Extract the lines that hold the string "true".

Entries from a visual dataset ->
******************************
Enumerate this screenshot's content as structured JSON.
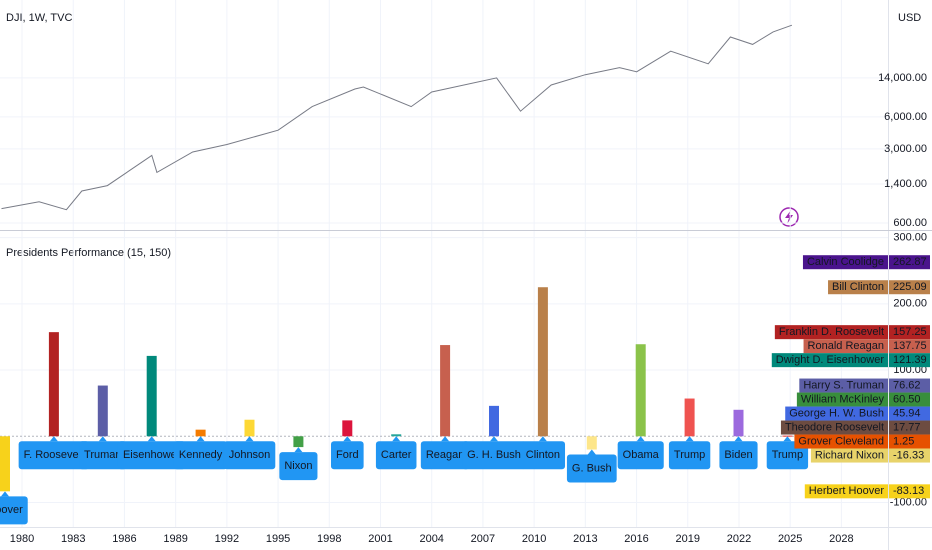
{
  "header": {
    "symbol": "DJI, 1W, TVC",
    "currency": "USD"
  },
  "chart_data": [
    {
      "type": "line",
      "log_scale": true,
      "grid": true,
      "color": "#787b86",
      "ylim": [
        515,
        76000
      ],
      "yticks": [
        {
          "value": 14000,
          "label": "14,000.00"
        },
        {
          "value": 6000,
          "label": "6,000.00"
        },
        {
          "value": 3000,
          "label": "3,000.00"
        },
        {
          "value": 1400,
          "label": "1,400.00"
        },
        {
          "value": 600,
          "label": "600.00"
        }
      ],
      "x": [
        1978.8,
        1981,
        1982.6,
        1983.5,
        1985,
        1987.6,
        1987.9,
        1990,
        1992,
        1995,
        1997,
        1999.5,
        2000,
        2002.8,
        2004,
        2007.8,
        2009.2,
        2011,
        2013,
        2015,
        2016,
        2018,
        2020.2,
        2021.5,
        2022.8,
        2024,
        2025.1
      ],
      "values": [
        820,
        950,
        800,
        1200,
        1350,
        2600,
        1800,
        2800,
        3300,
        4500,
        7500,
        11000,
        11500,
        7500,
        10300,
        14000,
        6800,
        12000,
        15000,
        17500,
        16000,
        25000,
        19000,
        34000,
        29000,
        38000,
        44000
      ]
    },
    {
      "type": "bar",
      "title": "Presidents Performance (15, 150)",
      "grid": true,
      "xlim": [
        1978.71,
        2030.73
      ],
      "xticks": [
        1980,
        1983,
        1986,
        1989,
        1992,
        1995,
        1998,
        2001,
        2004,
        2007,
        2010,
        2013,
        2016,
        2019,
        2022,
        2025,
        2028
      ],
      "ylim": [
        -137,
        310
      ],
      "yticks": [
        {
          "value": 300,
          "label": "300.00"
        },
        {
          "value": 200,
          "label": "200.00"
        },
        {
          "value": 100,
          "label": "100.00"
        },
        {
          "value": -100,
          "label": "-100.00"
        }
      ],
      "categories": [
        "Hoover",
        "F. Roosevelt",
        "Truman",
        "Eisenhower",
        "Kennedy",
        "Johnson",
        "Nixon",
        "Ford",
        "Carter",
        "Reagan",
        "G. H. Bush",
        "Clinton",
        "G. Bush",
        "Obama",
        "Trump",
        "Biden",
        "Trump"
      ],
      "values": [
        -83.13,
        157.25,
        76.62,
        121.39,
        10,
        25,
        -16.33,
        24,
        3,
        137.75,
        45.94,
        225.09,
        -20,
        139,
        57,
        40,
        1
      ],
      "colors": [
        "#f7d21b",
        "#b22222",
        "#5c5ea6",
        "#00897b",
        "#f57c00",
        "#fdd835",
        "#43a047",
        "#dc143c",
        "#26a69a",
        "#c7604e",
        "#4169e1",
        "#b9804a",
        "#fde68a",
        "#8bc34a",
        "#ef5350",
        "#9c6ade",
        "#e53935"
      ],
      "label_color": "#2196f3",
      "side_labels": [
        {
          "name": "Calvin Coolidge",
          "value": 262.87,
          "label": "262.87",
          "color": "#4a148c"
        },
        {
          "name": "Bill Clinton",
          "value": 225.09,
          "label": "225.09",
          "color": "#b9804a"
        },
        {
          "name": "Franklin D. Roosevelt",
          "value": 157.25,
          "label": "157.25",
          "color": "#b22222"
        },
        {
          "name": "Ronald Reagan",
          "value": 137.75,
          "label": "137.75",
          "color": "#c7604e"
        },
        {
          "name": "Dwight D. Eisenhower",
          "value": 121.39,
          "label": "121.39",
          "color": "#00897b"
        },
        {
          "name": "Harry S. Truman",
          "value": 76.62,
          "label": "76.62",
          "color": "#5c5ea6"
        },
        {
          "name": "William McKinley",
          "value": 60.5,
          "label": "60.50",
          "color": "#388e3c"
        },
        {
          "name": "George H. W. Bush",
          "value": 45.94,
          "label": "45.94",
          "color": "#4169e1"
        },
        {
          "name": "Theodore Roosevelt",
          "value": 17.77,
          "label": "17.77",
          "color": "#6d4c41"
        },
        {
          "name": "Grover Cleveland",
          "value": 1.25,
          "label": "1.25",
          "color": "#e65100"
        },
        {
          "name": "Richard Nixon",
          "value": -16.33,
          "label": "-16.33",
          "color": "#e8d36a"
        },
        {
          "name": "Herbert Hoover",
          "value": -83.13,
          "label": "-83.13",
          "color": "#f7d21b"
        }
      ]
    }
  ]
}
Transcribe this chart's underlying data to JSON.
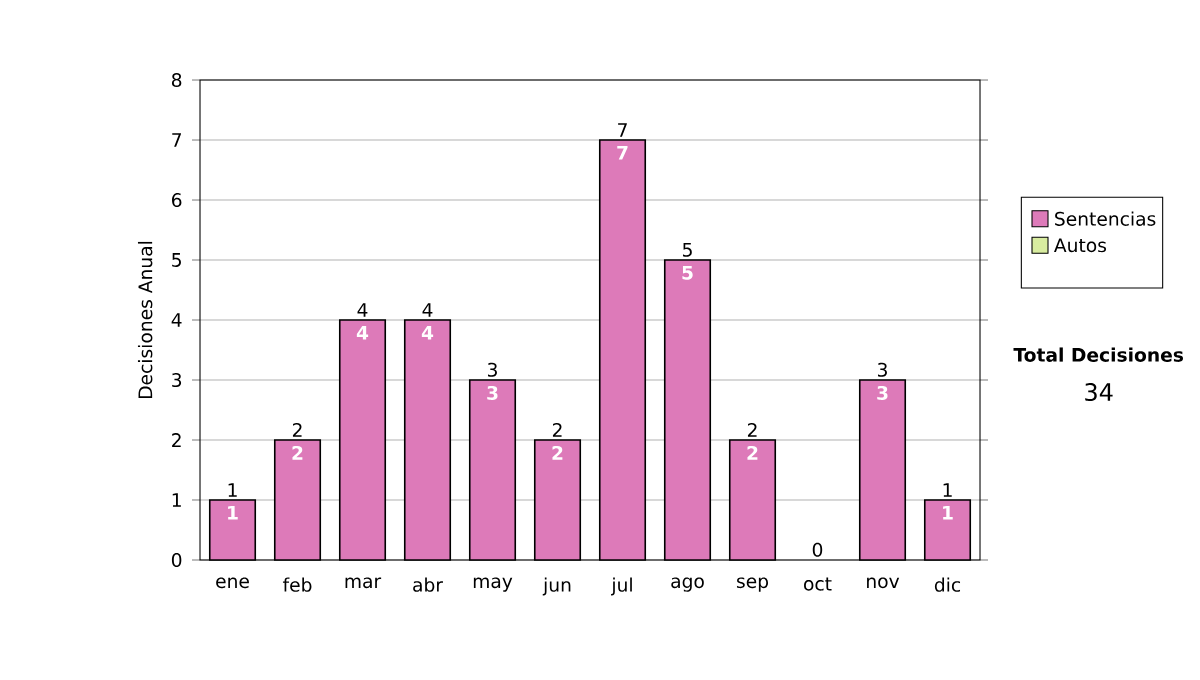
{
  "chart_data": {
    "type": "bar",
    "stacked": true,
    "ylabel": "Decisiones Anual",
    "categories": [
      "ene",
      "feb",
      "mar",
      "abr",
      "may",
      "jun",
      "jul",
      "ago",
      "sep",
      "oct",
      "nov",
      "dic"
    ],
    "series": [
      {
        "name": "Sentencias",
        "color": "#dd7ab9",
        "values": [
          1,
          2,
          4,
          4,
          3,
          2,
          7,
          5,
          2,
          0,
          3,
          1
        ],
        "value_labels": [
          "1",
          "2",
          "4",
          "4",
          "3",
          "2",
          "7",
          "5",
          "2",
          null,
          "3",
          "1"
        ]
      },
      {
        "name": "Autos",
        "color": "#d8eca0",
        "values": [
          0,
          0,
          0,
          0,
          0,
          0,
          0,
          0,
          0,
          0,
          0,
          0
        ]
      }
    ],
    "totals": [
      "1",
      "2",
      "4",
      "4",
      "3",
      "2",
      "7",
      "5",
      "2",
      "0",
      "3",
      "1"
    ],
    "ylim": [
      0,
      8
    ],
    "yticks": [
      0,
      1,
      2,
      3,
      4,
      5,
      6,
      7,
      8
    ],
    "grid": "y",
    "legend": "right",
    "annotations": [
      "Total Decisiones",
      "34"
    ]
  }
}
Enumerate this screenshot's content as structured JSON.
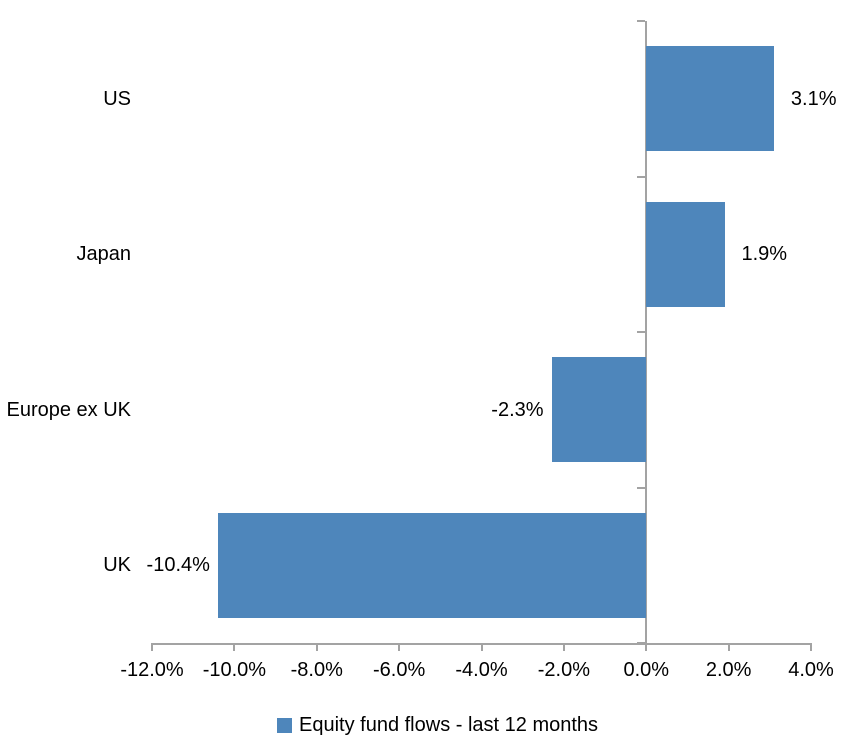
{
  "chart_data": {
    "type": "bar",
    "orientation": "horizontal",
    "title": "",
    "categories": [
      "US",
      "Japan",
      "Europe ex UK",
      "UK"
    ],
    "values": [
      3.1,
      1.9,
      -2.3,
      -10.4
    ],
    "value_labels": [
      "3.1%",
      "1.9%",
      "-2.3%",
      "-10.4%"
    ],
    "series_name": "Equity fund flows - last 12 months",
    "xlim": [
      -12,
      4
    ],
    "x_tick_step": 2,
    "x_tick_labels": [
      "-12.0%",
      "-10.0%",
      "-8.0%",
      "-6.0%",
      "-4.0%",
      "-2.0%",
      "0.0%",
      "2.0%",
      "4.0%"
    ],
    "bar_color": "#4e86bb",
    "axis_color": "#a3a3a3",
    "text_color": "#000000",
    "grid": "off",
    "legend_position": "bottom-center"
  }
}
******************************
ANSWER TO THIS EXERCISE ->
      "log_scale": true,
      "grid": true,
      "grid": true,
    "stacked": true,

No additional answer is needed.